• [TASK STATEMENT] Copy each line in the data that includes the word "this".

• [PROVIDED ENTRIES]
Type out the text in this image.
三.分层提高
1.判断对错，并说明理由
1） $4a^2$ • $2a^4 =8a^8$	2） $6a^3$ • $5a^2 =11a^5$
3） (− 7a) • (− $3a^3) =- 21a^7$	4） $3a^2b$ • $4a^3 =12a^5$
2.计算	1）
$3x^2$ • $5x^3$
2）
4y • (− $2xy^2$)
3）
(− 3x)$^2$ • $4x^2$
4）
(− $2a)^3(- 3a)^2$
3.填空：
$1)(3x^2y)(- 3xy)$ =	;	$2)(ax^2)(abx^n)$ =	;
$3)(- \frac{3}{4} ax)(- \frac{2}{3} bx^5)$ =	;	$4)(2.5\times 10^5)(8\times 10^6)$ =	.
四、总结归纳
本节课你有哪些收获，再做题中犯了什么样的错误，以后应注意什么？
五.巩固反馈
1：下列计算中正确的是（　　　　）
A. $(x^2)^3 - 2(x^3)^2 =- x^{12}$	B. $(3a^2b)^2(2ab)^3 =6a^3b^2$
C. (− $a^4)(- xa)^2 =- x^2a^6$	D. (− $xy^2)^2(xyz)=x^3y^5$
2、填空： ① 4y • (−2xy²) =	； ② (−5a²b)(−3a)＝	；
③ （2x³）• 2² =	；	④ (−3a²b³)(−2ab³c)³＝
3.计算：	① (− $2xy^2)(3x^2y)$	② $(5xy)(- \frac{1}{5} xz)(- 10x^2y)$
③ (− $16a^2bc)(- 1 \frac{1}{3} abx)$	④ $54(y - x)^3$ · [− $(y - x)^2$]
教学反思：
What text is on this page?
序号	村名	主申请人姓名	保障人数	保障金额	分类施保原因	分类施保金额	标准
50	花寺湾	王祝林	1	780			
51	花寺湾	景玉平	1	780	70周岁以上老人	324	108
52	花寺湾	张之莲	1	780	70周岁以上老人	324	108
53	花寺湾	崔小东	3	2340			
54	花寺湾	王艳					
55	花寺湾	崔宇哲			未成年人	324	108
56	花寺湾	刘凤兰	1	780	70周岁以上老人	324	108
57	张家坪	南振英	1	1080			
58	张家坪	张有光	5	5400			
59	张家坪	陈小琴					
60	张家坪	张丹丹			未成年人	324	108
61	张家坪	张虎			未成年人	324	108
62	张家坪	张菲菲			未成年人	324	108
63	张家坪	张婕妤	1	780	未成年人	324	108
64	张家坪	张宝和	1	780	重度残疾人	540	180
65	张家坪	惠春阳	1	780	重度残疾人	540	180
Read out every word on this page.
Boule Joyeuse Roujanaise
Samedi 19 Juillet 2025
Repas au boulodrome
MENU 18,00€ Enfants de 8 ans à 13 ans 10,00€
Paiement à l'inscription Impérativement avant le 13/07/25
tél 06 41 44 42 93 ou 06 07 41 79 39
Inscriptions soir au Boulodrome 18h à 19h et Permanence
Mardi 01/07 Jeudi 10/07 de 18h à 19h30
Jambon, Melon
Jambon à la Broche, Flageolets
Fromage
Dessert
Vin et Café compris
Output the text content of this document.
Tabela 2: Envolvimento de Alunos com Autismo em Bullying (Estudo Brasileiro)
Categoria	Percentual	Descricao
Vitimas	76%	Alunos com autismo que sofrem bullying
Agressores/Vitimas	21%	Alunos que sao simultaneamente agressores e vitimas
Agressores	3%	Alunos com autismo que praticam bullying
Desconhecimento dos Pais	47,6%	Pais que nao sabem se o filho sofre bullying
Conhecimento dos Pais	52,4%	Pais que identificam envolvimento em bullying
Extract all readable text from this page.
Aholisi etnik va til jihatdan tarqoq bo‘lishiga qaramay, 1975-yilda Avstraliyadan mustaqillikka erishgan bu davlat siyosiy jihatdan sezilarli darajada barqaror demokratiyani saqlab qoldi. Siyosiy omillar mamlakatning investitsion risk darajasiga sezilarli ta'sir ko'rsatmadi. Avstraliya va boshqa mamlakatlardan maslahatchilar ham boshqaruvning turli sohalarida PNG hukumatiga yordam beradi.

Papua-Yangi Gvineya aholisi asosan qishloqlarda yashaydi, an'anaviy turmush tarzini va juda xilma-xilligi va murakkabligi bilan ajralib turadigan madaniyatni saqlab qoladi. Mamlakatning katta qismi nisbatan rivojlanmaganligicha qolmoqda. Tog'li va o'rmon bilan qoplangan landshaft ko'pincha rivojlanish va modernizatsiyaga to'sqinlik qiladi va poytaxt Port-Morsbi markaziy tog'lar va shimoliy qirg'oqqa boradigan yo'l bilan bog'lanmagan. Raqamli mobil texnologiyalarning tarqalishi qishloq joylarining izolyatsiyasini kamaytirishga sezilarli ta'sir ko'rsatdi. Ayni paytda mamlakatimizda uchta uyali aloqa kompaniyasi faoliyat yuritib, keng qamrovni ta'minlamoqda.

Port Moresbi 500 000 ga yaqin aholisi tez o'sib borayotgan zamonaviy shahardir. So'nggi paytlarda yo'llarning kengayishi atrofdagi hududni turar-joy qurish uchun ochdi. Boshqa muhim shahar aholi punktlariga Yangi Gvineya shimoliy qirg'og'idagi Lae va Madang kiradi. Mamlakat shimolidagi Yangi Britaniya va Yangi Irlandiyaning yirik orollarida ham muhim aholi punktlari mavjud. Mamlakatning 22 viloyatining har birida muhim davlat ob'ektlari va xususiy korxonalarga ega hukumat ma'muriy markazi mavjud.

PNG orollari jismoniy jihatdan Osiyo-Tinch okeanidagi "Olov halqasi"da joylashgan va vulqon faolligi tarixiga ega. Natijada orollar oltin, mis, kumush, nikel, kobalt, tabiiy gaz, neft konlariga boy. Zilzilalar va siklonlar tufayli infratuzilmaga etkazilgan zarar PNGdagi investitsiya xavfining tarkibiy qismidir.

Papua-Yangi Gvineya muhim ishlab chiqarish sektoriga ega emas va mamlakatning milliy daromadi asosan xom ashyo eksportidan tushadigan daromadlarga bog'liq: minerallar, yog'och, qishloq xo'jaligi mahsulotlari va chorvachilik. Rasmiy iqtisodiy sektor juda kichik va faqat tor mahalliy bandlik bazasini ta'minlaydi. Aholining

• [PROBLEM SOLUTION]
Type out the text in this image.
What text is on this page?
Read out every word on this page.
Output the text content of this document.
Extract all readable text from this page.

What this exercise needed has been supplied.